Data entries for graphics:
──────
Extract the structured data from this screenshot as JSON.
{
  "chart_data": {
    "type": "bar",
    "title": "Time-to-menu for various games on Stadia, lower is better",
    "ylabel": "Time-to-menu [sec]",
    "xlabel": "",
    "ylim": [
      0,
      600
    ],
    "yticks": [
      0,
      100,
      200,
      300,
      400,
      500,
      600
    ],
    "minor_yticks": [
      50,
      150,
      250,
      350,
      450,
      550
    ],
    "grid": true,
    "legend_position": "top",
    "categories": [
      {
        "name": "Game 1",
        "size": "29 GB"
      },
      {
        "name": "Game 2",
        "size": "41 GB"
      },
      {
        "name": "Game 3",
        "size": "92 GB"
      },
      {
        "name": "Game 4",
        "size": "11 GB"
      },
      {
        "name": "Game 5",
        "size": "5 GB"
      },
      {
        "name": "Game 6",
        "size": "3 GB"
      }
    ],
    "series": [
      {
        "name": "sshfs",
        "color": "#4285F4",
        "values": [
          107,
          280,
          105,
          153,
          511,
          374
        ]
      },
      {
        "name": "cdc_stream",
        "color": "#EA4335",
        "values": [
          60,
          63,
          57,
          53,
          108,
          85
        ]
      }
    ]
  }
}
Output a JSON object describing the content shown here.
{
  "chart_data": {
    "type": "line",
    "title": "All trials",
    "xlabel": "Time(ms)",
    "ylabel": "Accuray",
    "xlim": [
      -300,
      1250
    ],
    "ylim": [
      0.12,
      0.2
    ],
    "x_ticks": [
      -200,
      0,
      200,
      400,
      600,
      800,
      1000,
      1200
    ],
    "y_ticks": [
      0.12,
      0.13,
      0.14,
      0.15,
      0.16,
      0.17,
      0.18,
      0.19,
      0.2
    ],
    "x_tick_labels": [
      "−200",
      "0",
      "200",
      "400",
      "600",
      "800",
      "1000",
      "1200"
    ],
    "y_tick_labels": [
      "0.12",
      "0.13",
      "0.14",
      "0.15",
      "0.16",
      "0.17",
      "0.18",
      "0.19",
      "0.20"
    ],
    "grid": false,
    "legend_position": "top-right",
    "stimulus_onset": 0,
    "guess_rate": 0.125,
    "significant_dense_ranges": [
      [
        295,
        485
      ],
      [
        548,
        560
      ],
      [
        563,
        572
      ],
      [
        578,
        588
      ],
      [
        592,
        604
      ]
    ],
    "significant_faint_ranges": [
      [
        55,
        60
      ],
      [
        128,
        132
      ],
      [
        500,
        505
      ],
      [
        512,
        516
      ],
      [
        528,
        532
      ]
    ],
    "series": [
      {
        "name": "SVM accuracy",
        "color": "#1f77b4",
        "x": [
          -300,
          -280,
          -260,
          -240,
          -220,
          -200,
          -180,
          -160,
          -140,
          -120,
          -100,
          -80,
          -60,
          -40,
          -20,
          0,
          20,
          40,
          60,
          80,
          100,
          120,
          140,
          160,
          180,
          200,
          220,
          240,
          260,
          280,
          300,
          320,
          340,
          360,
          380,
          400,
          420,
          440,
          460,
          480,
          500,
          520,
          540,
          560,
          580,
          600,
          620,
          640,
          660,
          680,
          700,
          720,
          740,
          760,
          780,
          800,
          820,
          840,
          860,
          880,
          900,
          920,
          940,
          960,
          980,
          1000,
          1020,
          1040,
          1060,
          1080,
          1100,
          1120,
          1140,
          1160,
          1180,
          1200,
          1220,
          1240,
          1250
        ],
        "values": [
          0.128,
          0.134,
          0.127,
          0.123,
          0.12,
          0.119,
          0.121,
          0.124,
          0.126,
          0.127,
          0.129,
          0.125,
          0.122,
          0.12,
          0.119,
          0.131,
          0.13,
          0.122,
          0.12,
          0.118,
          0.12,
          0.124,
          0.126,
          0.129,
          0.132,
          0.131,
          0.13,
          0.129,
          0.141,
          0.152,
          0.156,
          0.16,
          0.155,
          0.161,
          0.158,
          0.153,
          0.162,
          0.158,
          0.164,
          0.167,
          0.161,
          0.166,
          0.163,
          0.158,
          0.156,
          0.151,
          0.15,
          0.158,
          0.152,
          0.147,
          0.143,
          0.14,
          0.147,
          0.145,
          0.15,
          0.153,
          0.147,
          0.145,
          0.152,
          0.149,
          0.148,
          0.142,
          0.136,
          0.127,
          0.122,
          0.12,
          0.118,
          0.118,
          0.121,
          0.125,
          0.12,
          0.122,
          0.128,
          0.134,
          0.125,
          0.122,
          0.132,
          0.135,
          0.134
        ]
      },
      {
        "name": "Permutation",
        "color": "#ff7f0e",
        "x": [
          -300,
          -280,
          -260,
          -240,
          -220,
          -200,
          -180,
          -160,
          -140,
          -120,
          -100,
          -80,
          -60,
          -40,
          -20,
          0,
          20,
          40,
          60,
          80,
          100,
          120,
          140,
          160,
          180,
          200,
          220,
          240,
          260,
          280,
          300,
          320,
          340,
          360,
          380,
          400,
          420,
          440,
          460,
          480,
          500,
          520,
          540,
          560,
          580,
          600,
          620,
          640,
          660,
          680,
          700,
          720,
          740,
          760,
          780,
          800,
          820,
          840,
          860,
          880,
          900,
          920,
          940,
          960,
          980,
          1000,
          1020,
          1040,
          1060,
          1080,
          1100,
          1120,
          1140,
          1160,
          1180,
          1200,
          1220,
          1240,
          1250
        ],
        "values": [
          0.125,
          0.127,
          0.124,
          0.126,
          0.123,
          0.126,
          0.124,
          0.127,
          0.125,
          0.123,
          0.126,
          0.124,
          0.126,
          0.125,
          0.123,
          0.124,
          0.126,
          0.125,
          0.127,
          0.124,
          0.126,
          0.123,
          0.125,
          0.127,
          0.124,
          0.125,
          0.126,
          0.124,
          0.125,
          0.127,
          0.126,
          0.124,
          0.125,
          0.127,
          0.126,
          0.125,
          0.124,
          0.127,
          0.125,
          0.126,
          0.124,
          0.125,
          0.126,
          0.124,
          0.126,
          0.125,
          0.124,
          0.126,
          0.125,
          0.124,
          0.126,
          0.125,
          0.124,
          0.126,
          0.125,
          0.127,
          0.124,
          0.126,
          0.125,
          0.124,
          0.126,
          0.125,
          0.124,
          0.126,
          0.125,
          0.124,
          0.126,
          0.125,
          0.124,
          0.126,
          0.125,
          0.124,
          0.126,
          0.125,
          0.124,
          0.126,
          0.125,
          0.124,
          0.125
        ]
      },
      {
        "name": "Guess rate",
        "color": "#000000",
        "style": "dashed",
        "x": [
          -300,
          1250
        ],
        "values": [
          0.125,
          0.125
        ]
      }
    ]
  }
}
──────
▸ WHAT YOU WILL DO
Copy out all of the lines above exactly.

▸ TASK ANSWER
Extract the structured data from this screenshot as JSON.
{
  "chart_data": {
    "type": "bar",
    "title": "Time-to-menu for various games on Stadia, lower is better",
    "ylabel": "Time-to-menu [sec]",
    "xlabel": "",
    "ylim": [
      0,
      600
    ],
    "yticks": [
      0,
      100,
      200,
      300,
      400,
      500,
      600
    ],
    "minor_yticks": [
      50,
      150,
      250,
      350,
      450,
      550
    ],
    "grid": true,
    "legend_position": "top",
    "categories": [
      {
        "name": "Game 1",
        "size": "29 GB"
      },
      {
        "name": "Game 2",
        "size": "41 GB"
      },
      {
        "name": "Game 3",
        "size": "92 GB"
      },
      {
        "name": "Game 4",
        "size": "11 GB"
      },
      {
        "name": "Game 5",
        "size": "5 GB"
      },
      {
        "name": "Game 6",
        "size": "3 GB"
      }
    ],
    "series": [
      {
        "name": "sshfs",
        "color": "#4285F4",
        "values": [
          107,
          280,
          105,
          153,
          511,
          374
        ]
      },
      {
        "name": "cdc_stream",
        "color": "#EA4335",
        "values": [
          60,
          63,
          57,
          53,
          108,
          85
        ]
      }
    ]
  }
}
Output a JSON object describing the content shown here.
{
  "chart_data": {
    "type": "line",
    "title": "All trials",
    "xlabel": "Time(ms)",
    "ylabel": "Accuray",
    "xlim": [
      -300,
      1250
    ],
    "ylim": [
      0.12,
      0.2
    ],
    "x_ticks": [
      -200,
      0,
      200,
      400,
      600,
      800,
      1000,
      1200
    ],
    "y_ticks": [
      0.12,
      0.13,
      0.14,
      0.15,
      0.16,
      0.17,
      0.18,
      0.19,
      0.2
    ],
    "x_tick_labels": [
      "−200",
      "0",
      "200",
      "400",
      "600",
      "800",
      "1000",
      "1200"
    ],
    "y_tick_labels": [
      "0.12",
      "0.13",
      "0.14",
      "0.15",
      "0.16",
      "0.17",
      "0.18",
      "0.19",
      "0.20"
    ],
    "grid": false,
    "legend_position": "top-right",
    "stimulus_onset": 0,
    "guess_rate": 0.125,
    "significant_dense_ranges": [
      [
        295,
        485
      ],
      [
        548,
        560
      ],
      [
        563,
        572
      ],
      [
        578,
        588
      ],
      [
        592,
        604
      ]
    ],
    "significant_faint_ranges": [
      [
        55,
        60
      ],
      [
        128,
        132
      ],
      [
        500,
        505
      ],
      [
        512,
        516
      ],
      [
        528,
        532
      ]
    ],
    "series": [
      {
        "name": "SVM accuracy",
        "color": "#1f77b4",
        "x": [
          -300,
          -280,
          -260,
          -240,
          -220,
          -200,
          -180,
          -160,
          -140,
          -120,
          -100,
          -80,
          -60,
          -40,
          -20,
          0,
          20,
          40,
          60,
          80,
          100,
          120,
          140,
          160,
          180,
          200,
          220,
          240,
          260,
          280,
          300,
          320,
          340,
          360,
          380,
          400,
          420,
          440,
          460,
          480,
          500,
          520,
          540,
          560,
          580,
          600,
          620,
          640,
          660,
          680,
          700,
          720,
          740,
          760,
          780,
          800,
          820,
          840,
          860,
          880,
          900,
          920,
          940,
          960,
          980,
          1000,
          1020,
          1040,
          1060,
          1080,
          1100,
          1120,
          1140,
          1160,
          1180,
          1200,
          1220,
          1240,
          1250
        ],
        "values": [
          0.128,
          0.134,
          0.127,
          0.123,
          0.12,
          0.119,
          0.121,
          0.124,
          0.126,
          0.127,
          0.129,
          0.125,
          0.122,
          0.12,
          0.119,
          0.131,
          0.13,
          0.122,
          0.12,
          0.118,
          0.12,
          0.124,
          0.126,
          0.129,
          0.132,
          0.131,
          0.13,
          0.129,
          0.141,
          0.152,
          0.156,
          0.16,
          0.155,
          0.161,
          0.158,
          0.153,
          0.162,
          0.158,
          0.164,
          0.167,
          0.161,
          0.166,
          0.163,
          0.158,
          0.156,
          0.151,
          0.15,
          0.158,
          0.152,
          0.147,
          0.143,
          0.14,
          0.147,
          0.145,
          0.15,
          0.153,
          0.147,
          0.145,
          0.152,
          0.149,
          0.148,
          0.142,
          0.136,
          0.127,
          0.122,
          0.12,
          0.118,
          0.118,
          0.121,
          0.125,
          0.12,
          0.122,
          0.128,
          0.134,
          0.125,
          0.122,
          0.132,
          0.135,
          0.134
        ]
      },
      {
        "name": "Permutation",
        "color": "#ff7f0e",
        "x": [
          -300,
          -280,
          -260,
          -240,
          -220,
          -200,
          -180,
          -160,
          -140,
          -120,
          -100,
          -80,
          -60,
          -40,
          -20,
          0,
          20,
          40,
          60,
          80,
          100,
          120,
          140,
          160,
          180,
          200,
          220,
          240,
          260,
          280,
          300,
          320,
          340,
          360,
          380,
          400,
          420,
          440,
          460,
          480,
          500,
          520,
          540,
          560,
          580,
          600,
          620,
          640,
          660,
          680,
          700,
          720,
          740,
          760,
          780,
          800,
          820,
          840,
          860,
          880,
          900,
          920,
          940,
          960,
          980,
          1000,
          1020,
          1040,
          1060,
          1080,
          1100,
          1120,
          1140,
          1160,
          1180,
          1200,
          1220,
          1240,
          1250
        ],
        "values": [
          0.125,
          0.127,
          0.124,
          0.126,
          0.123,
          0.126,
          0.124,
          0.127,
          0.125,
          0.123,
          0.126,
          0.124,
          0.126,
          0.125,
          0.123,
          0.124,
          0.126,
          0.125,
          0.127,
          0.124,
          0.126,
          0.123,
          0.125,
          0.127,
          0.124,
          0.125,
          0.126,
          0.124,
          0.125,
          0.127,
          0.126,
          0.124,
          0.125,
          0.127,
          0.126,
          0.125,
          0.124,
          0.127,
          0.125,
          0.126,
          0.124,
          0.125,
          0.126,
          0.124,
          0.126,
          0.125,
          0.124,
          0.126,
          0.125,
          0.124,
          0.126,
          0.125,
          0.124,
          0.126,
          0.125,
          0.127,
          0.124,
          0.126,
          0.125,
          0.124,
          0.126,
          0.125,
          0.124,
          0.126,
          0.125,
          0.124,
          0.126,
          0.125,
          0.124,
          0.126,
          0.125,
          0.124,
          0.126,
          0.125,
          0.124,
          0.126,
          0.125,
          0.124,
          0.125
        ]
      },
      {
        "name": "Guess rate",
        "color": "#000000",
        "style": "dashed",
        "x": [
          -300,
          1250
        ],
        "values": [
          0.125,
          0.125
        ]
      }
    ]
  }
}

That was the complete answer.